## EXERCISE OBJECTIVE
Collect each line of the entries that holds the string "this".

(Records from a dataset)
------------------------------------------------------------------------

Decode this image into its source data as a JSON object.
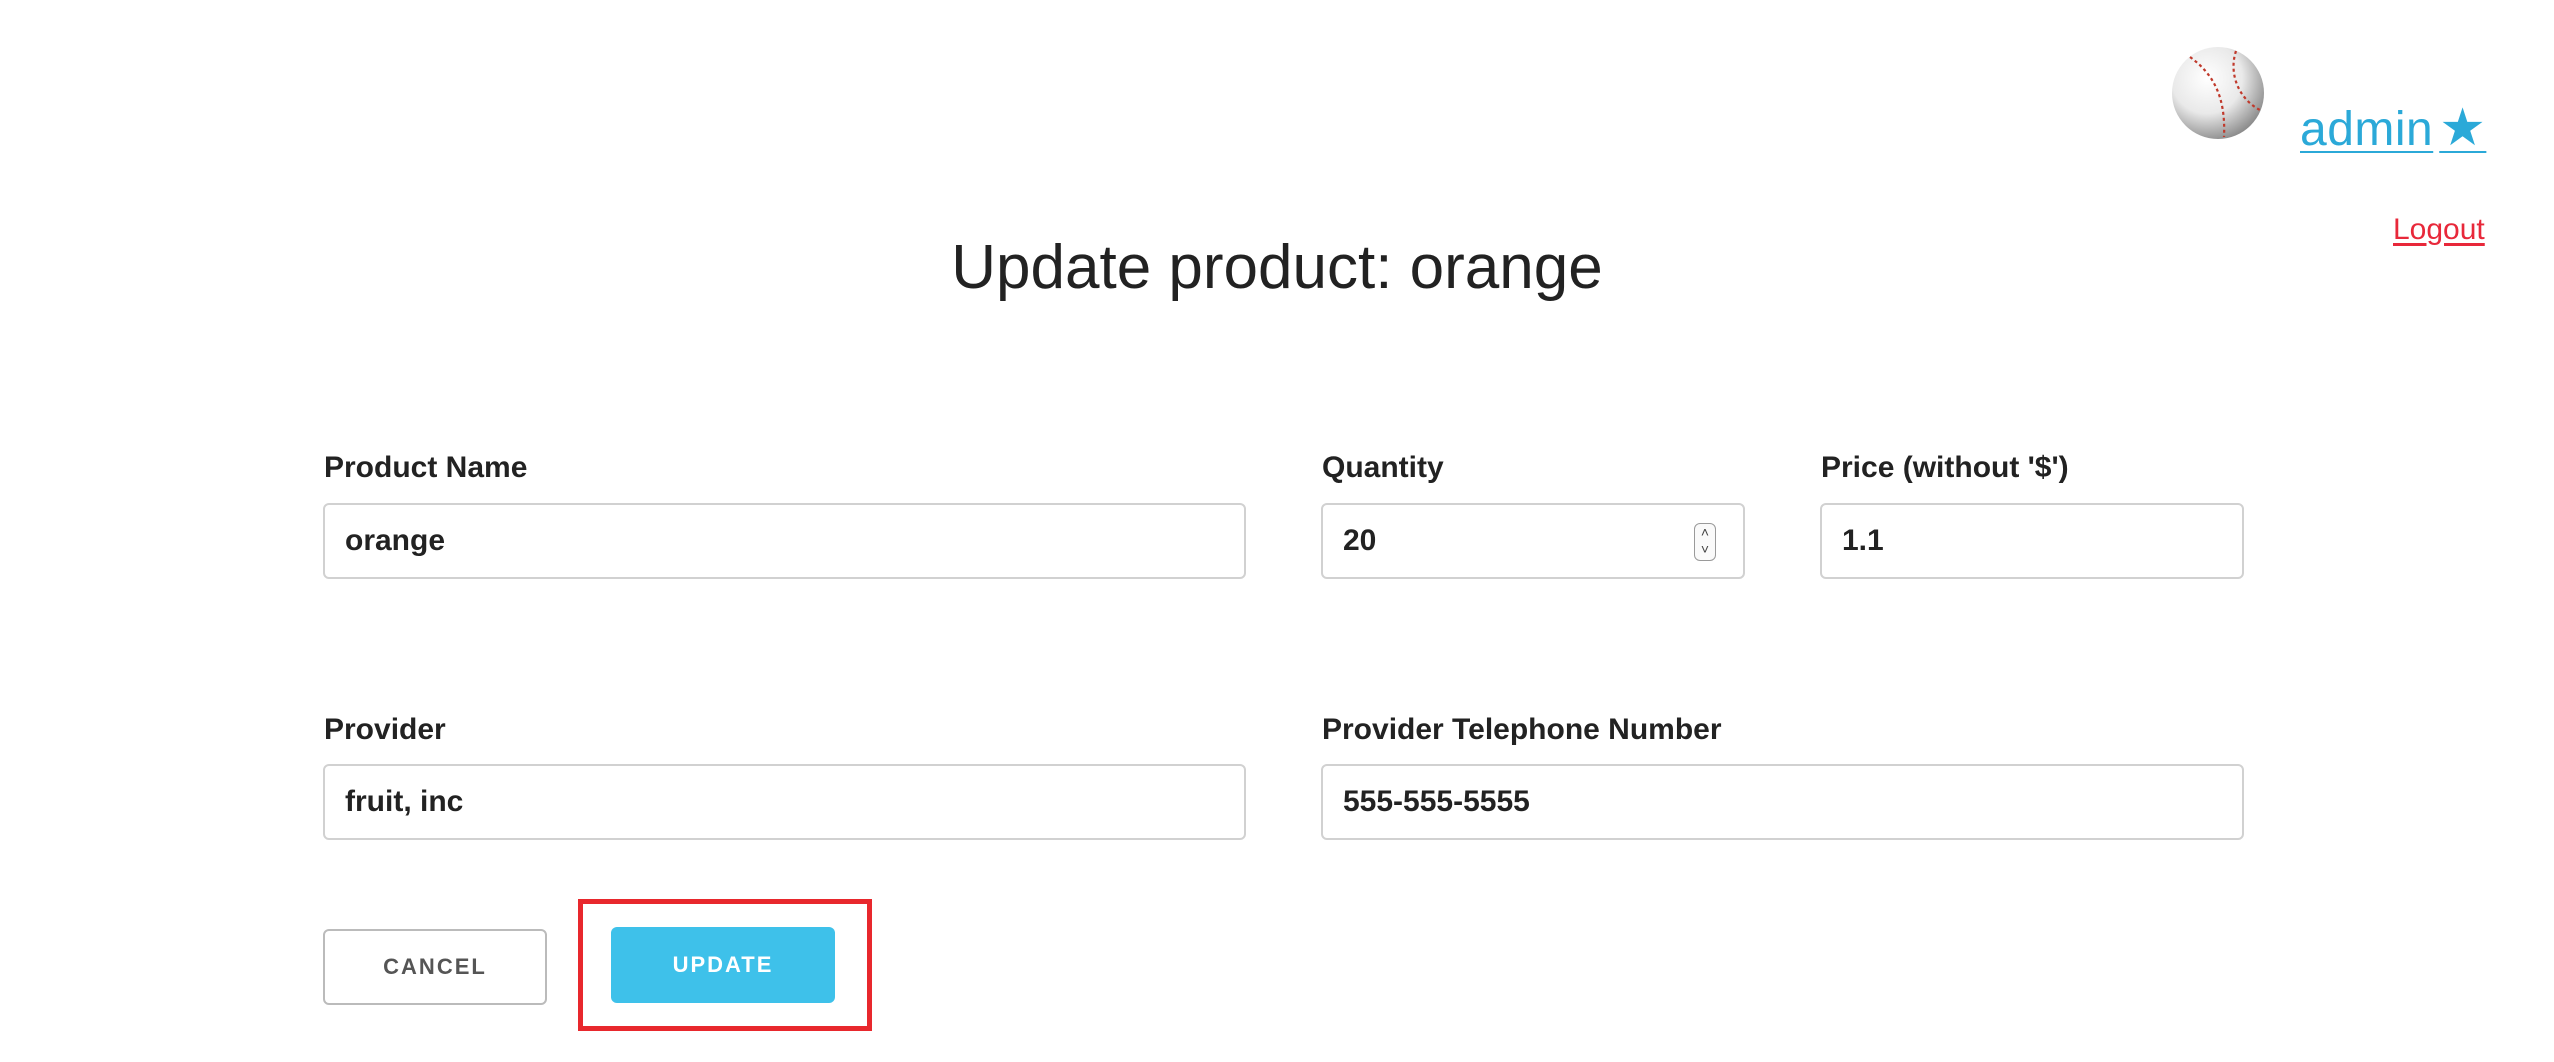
{
  "header": {
    "avatar_icon": "baseball-icon",
    "user_label": "admin",
    "user_star": "★",
    "logout_label": "Logout"
  },
  "page": {
    "title": "Update product: orange"
  },
  "form": {
    "product_name": {
      "label": "Product Name",
      "value": "orange"
    },
    "quantity": {
      "label": "Quantity",
      "value": "20"
    },
    "price": {
      "label": "Price (without '$')",
      "value": "1.1"
    },
    "provider": {
      "label": "Provider",
      "value": "fruit, inc"
    },
    "provider_phone": {
      "label": "Provider Telephone Number",
      "value": "555-555-5555"
    }
  },
  "actions": {
    "cancel_label": "CANCEL",
    "update_label": "UPDATE"
  },
  "colors": {
    "accent": "#3ec1ea",
    "link": "#2ba9d8",
    "logout": "#e8283a",
    "highlight": "#e8282d"
  }
}
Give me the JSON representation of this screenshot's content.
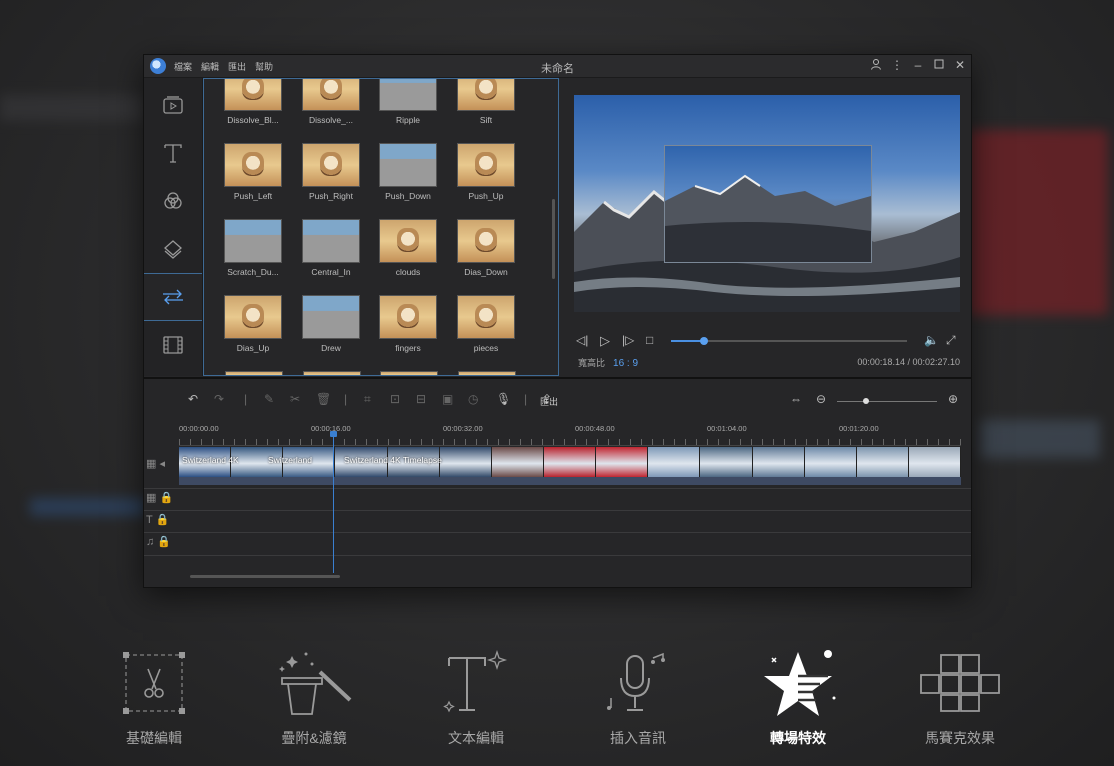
{
  "window": {
    "title": "未命名",
    "menu": [
      "檔案",
      "編輯",
      "匯出",
      "幫助"
    ]
  },
  "transitions": [
    {
      "label": "Dissolve_Bl..."
    },
    {
      "label": "Dissolve_..."
    },
    {
      "label": "Ripple"
    },
    {
      "label": "Sift"
    },
    {
      "label": "Push_Left"
    },
    {
      "label": "Push_Right"
    },
    {
      "label": "Push_Down"
    },
    {
      "label": "Push_Up"
    },
    {
      "label": "Scratch_Du..."
    },
    {
      "label": "Central_In"
    },
    {
      "label": "clouds"
    },
    {
      "label": "Dias_Down"
    },
    {
      "label": "Dias_Up"
    },
    {
      "label": "Drew"
    },
    {
      "label": "fingers"
    },
    {
      "label": "pieces"
    }
  ],
  "preview": {
    "aspect_label": "寬高比",
    "aspect_value": "16 : 9",
    "timecode": "00:00:18.14 / 00:02:27.10",
    "progress": 0.14
  },
  "toolbar": {
    "export_label": "匯出"
  },
  "timeline": {
    "ruler": [
      "00:00:00.00",
      "00:00:16.00",
      "00:00:32.00",
      "00:00:48.00",
      "00:01:04.00",
      "00:01:20.00"
    ],
    "clip_titles": [
      "Switzerland 4K",
      "Switzerland",
      "Switzerland 4K Timelapse"
    ]
  },
  "features": [
    {
      "label": "基礎編輯",
      "icon": "scissors-icon"
    },
    {
      "label": "疊附&濾鏡",
      "icon": "magic-hat-icon"
    },
    {
      "label": "文本編輯",
      "icon": "text-icon"
    },
    {
      "label": "插入音訊",
      "icon": "microphone-icon"
    },
    {
      "label": "轉場特效",
      "icon": "star-icon",
      "active": true
    },
    {
      "label": "馬賽克效果",
      "icon": "mosaic-icon"
    }
  ],
  "colors": {
    "accent": "#4a90e2",
    "panel_border": "#3e6a95",
    "background": "#2a2a2b"
  }
}
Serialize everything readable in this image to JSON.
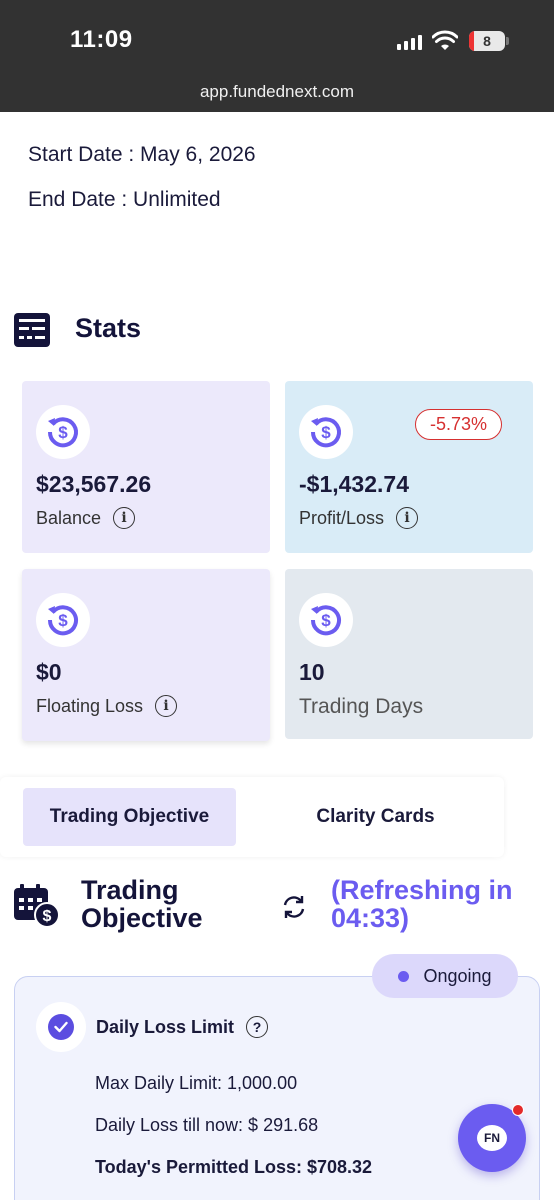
{
  "status_bar": {
    "time": "11:09",
    "battery": "8",
    "url": "app.fundednext.com"
  },
  "dates": {
    "start": "Start Date : May 6, 2026",
    "end": "End Date : Unlimited"
  },
  "stats": {
    "title": "Stats",
    "cards": [
      {
        "value": "$23,567.26",
        "label": "Balance",
        "bg": "#ece9fb"
      },
      {
        "value": "-$1,432.74",
        "label": "Profit/Loss",
        "badge": "-5.73%",
        "bg": "#d9ecf7"
      },
      {
        "value": "$0",
        "label": "Floating Loss",
        "bg": "#ece9fb"
      },
      {
        "value": "10",
        "label": "Trading Days",
        "bg": "#e3e9ef"
      }
    ]
  },
  "tabs": {
    "items": [
      "Trading Objective",
      "Clarity Cards"
    ],
    "active": "Trading Objective"
  },
  "objective": {
    "title": "Trading Objective",
    "refresh": "(Refreshing in 04:33)",
    "status": "Ongoing",
    "daily_loss": {
      "title": "Daily Loss Limit",
      "max_limit": "Max Daily Limit: 1,000.00",
      "loss_till_now": "Daily Loss till now: $ 291.68",
      "permitted": "Today's Permitted Loss: $708.32"
    }
  },
  "chat": {
    "label": "FN"
  },
  "colors": {
    "accent": "#6b5cf0",
    "negative": "#d63030",
    "status_bar": "#323232"
  }
}
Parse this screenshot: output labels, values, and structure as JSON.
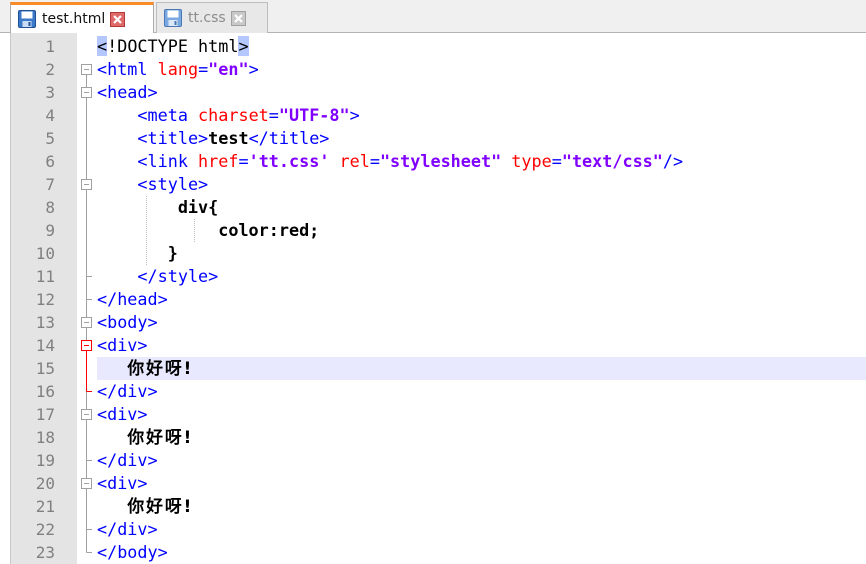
{
  "tabs": [
    {
      "label": "test.html",
      "active": true,
      "icon": "save-icon",
      "close_icon": "close-icon"
    },
    {
      "label": "tt.css",
      "active": false,
      "icon": "save-icon",
      "close_icon": "close-icon"
    }
  ],
  "colors": {
    "tab_accent": "#fa8c28",
    "tag": "#0000ff",
    "attribute": "#ff0000",
    "value": "#8000ff",
    "current_line": "#e8e8ff",
    "fold_marker": "#ff0000"
  },
  "editor": {
    "current_line": 15,
    "lines": [
      {
        "n": "1",
        "parts": [
          {
            "t": "<",
            "c": "doc"
          },
          {
            "t": "!DOCTYPE html",
            "c": "doc"
          },
          {
            "t": ">",
            "c": "doc"
          }
        ]
      },
      {
        "n": "2",
        "parts": [
          {
            "t": "<html",
            "c": "tag"
          },
          {
            "t": " lang",
            "c": "attr"
          },
          {
            "t": "=",
            "c": "tag"
          },
          {
            "t": "\"en\"",
            "c": "val"
          },
          {
            "t": ">",
            "c": "tag"
          }
        ]
      },
      {
        "n": "3",
        "parts": [
          {
            "t": "<head>",
            "c": "tag"
          }
        ]
      },
      {
        "n": "4",
        "parts": [
          {
            "t": "    "
          },
          {
            "t": "<meta",
            "c": "tag"
          },
          {
            "t": " charset",
            "c": "attr"
          },
          {
            "t": "=",
            "c": "tag"
          },
          {
            "t": "\"UTF-8\"",
            "c": "val"
          },
          {
            "t": ">",
            "c": "tag"
          }
        ]
      },
      {
        "n": "5",
        "parts": [
          {
            "t": "    "
          },
          {
            "t": "<title>",
            "c": "tag"
          },
          {
            "t": "test",
            "c": "txt"
          },
          {
            "t": "</title>",
            "c": "tag"
          }
        ]
      },
      {
        "n": "6",
        "parts": [
          {
            "t": "    "
          },
          {
            "t": "<link",
            "c": "tag"
          },
          {
            "t": " href",
            "c": "attr"
          },
          {
            "t": "=",
            "c": "tag"
          },
          {
            "t": "'tt.css'",
            "c": "val"
          },
          {
            "t": " rel",
            "c": "attr"
          },
          {
            "t": "=",
            "c": "tag"
          },
          {
            "t": "\"stylesheet\"",
            "c": "val"
          },
          {
            "t": " type",
            "c": "attr"
          },
          {
            "t": "=",
            "c": "tag"
          },
          {
            "t": "\"text/css\"",
            "c": "val"
          },
          {
            "t": "/>",
            "c": "tag"
          }
        ]
      },
      {
        "n": "7",
        "parts": [
          {
            "t": "    "
          },
          {
            "t": "<style>",
            "c": "tag"
          }
        ]
      },
      {
        "n": "8",
        "parts": [
          {
            "t": "        "
          },
          {
            "t": "div{",
            "c": "txt"
          }
        ]
      },
      {
        "n": "9",
        "parts": [
          {
            "t": "            "
          },
          {
            "t": "color:red;",
            "c": "txt"
          }
        ]
      },
      {
        "n": "10",
        "parts": [
          {
            "t": "       "
          },
          {
            "t": "}",
            "c": "txt"
          }
        ]
      },
      {
        "n": "11",
        "parts": [
          {
            "t": "    "
          },
          {
            "t": "</style>",
            "c": "tag"
          }
        ]
      },
      {
        "n": "12",
        "parts": [
          {
            "t": "</head>",
            "c": "tag"
          }
        ]
      },
      {
        "n": "13",
        "parts": [
          {
            "t": "<body>",
            "c": "tag"
          }
        ]
      },
      {
        "n": "14",
        "parts": [
          {
            "t": "<div>",
            "c": "tag"
          }
        ]
      },
      {
        "n": "15",
        "parts": [
          {
            "t": "   "
          },
          {
            "t": "你好呀!",
            "c": "cjk"
          }
        ]
      },
      {
        "n": "16",
        "parts": [
          {
            "t": "</div>",
            "c": "tag"
          }
        ]
      },
      {
        "n": "17",
        "parts": [
          {
            "t": "<div>",
            "c": "tag"
          }
        ]
      },
      {
        "n": "18",
        "parts": [
          {
            "t": "   "
          },
          {
            "t": "你好呀!",
            "c": "cjk"
          }
        ]
      },
      {
        "n": "19",
        "parts": [
          {
            "t": "</div>",
            "c": "tag"
          }
        ]
      },
      {
        "n": "20",
        "parts": [
          {
            "t": "<div>",
            "c": "tag"
          }
        ]
      },
      {
        "n": "21",
        "parts": [
          {
            "t": "   "
          },
          {
            "t": "你好呀!",
            "c": "cjk"
          }
        ]
      },
      {
        "n": "22",
        "parts": [
          {
            "t": "</div>",
            "c": "tag"
          }
        ]
      },
      {
        "n": "23",
        "parts": [
          {
            "t": "</body>",
            "c": "tag"
          }
        ]
      }
    ]
  }
}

------------------------------------------------------------------------

## FINAL RESULT
Decode this image into its source data as a JSON object.
Give me the JSON representation of this screenshot's content.
Serialize everything readable in this image to JSON.
Parse this screenshot: output labels, values, and structure as JSON.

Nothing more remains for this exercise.